_Exercise_
Gather all lines in the records below that include the word "this".
===== Given information =====
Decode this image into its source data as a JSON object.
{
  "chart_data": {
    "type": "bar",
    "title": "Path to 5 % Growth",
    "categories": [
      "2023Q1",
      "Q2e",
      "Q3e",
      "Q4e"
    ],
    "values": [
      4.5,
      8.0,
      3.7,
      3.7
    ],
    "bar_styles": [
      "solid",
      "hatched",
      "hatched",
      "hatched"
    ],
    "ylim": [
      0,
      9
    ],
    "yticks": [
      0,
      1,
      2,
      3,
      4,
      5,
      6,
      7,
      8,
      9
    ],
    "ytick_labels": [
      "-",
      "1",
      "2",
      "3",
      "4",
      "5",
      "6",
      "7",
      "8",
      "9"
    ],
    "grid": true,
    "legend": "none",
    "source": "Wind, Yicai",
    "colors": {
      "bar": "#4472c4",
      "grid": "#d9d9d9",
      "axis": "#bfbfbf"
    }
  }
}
=====
===== Given information =====
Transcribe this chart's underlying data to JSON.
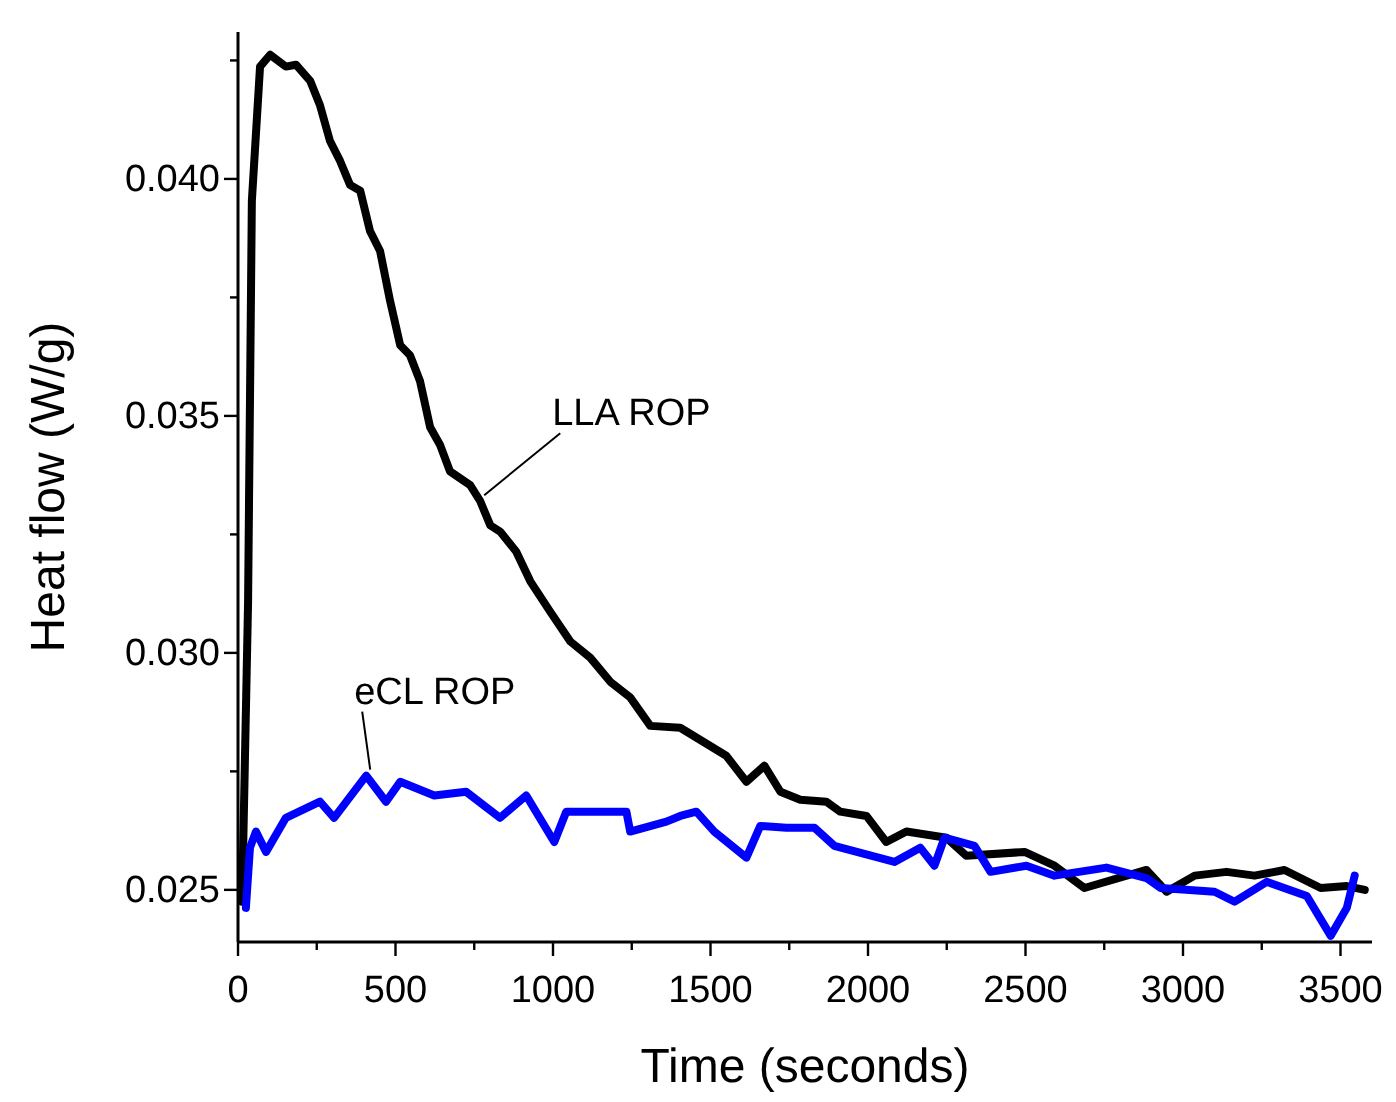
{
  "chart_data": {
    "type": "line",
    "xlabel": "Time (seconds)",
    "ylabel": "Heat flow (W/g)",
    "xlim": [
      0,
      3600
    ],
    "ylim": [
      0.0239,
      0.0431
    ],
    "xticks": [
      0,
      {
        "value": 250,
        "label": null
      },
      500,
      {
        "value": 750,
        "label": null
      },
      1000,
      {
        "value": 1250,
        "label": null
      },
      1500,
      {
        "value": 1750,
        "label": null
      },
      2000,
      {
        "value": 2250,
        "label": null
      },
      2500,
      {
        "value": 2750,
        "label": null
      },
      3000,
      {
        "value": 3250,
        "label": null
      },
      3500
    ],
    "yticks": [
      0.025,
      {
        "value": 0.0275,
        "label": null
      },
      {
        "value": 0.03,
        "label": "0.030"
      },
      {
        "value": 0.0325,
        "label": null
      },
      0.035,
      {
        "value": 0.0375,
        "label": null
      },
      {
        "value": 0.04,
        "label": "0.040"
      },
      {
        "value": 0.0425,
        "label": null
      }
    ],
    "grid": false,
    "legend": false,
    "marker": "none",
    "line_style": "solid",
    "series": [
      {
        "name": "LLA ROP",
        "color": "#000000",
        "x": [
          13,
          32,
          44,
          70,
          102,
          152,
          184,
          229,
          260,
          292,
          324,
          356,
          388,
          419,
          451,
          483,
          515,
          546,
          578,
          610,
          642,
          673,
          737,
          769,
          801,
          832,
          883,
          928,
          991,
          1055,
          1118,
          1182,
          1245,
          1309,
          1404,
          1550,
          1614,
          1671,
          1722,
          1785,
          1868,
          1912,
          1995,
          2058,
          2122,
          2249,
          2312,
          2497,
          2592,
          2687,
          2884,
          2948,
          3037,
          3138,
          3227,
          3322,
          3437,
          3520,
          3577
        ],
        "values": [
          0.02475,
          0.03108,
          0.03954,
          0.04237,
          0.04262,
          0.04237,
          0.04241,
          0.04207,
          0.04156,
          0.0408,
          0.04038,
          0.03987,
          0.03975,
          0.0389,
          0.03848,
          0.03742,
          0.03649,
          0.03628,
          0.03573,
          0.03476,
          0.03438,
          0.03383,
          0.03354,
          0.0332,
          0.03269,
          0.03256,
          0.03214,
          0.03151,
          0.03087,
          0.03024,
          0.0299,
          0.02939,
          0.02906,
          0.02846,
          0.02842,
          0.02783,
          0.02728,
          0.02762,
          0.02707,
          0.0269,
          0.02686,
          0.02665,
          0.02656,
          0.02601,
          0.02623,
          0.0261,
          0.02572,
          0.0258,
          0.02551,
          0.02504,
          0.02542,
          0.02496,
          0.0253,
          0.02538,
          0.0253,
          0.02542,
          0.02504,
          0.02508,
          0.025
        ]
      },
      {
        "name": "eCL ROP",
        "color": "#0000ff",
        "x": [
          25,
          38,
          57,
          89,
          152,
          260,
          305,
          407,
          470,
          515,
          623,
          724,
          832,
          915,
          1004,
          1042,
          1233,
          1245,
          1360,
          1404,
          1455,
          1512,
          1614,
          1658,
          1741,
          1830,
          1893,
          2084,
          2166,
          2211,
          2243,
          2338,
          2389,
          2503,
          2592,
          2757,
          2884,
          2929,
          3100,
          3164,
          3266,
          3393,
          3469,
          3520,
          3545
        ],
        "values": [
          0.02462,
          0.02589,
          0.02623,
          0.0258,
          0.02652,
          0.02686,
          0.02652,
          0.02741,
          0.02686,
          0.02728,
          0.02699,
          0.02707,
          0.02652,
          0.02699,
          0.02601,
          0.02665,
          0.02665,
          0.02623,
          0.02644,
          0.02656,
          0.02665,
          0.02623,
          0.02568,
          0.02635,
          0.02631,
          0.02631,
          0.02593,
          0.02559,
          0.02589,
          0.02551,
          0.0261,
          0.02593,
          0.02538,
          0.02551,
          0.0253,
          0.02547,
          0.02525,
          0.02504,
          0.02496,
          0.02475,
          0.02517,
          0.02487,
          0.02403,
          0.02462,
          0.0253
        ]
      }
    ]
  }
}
=====
_Right answer_
Decode this image into its source data as a JSON object.
Transcribe this chart's underlying data to JSON.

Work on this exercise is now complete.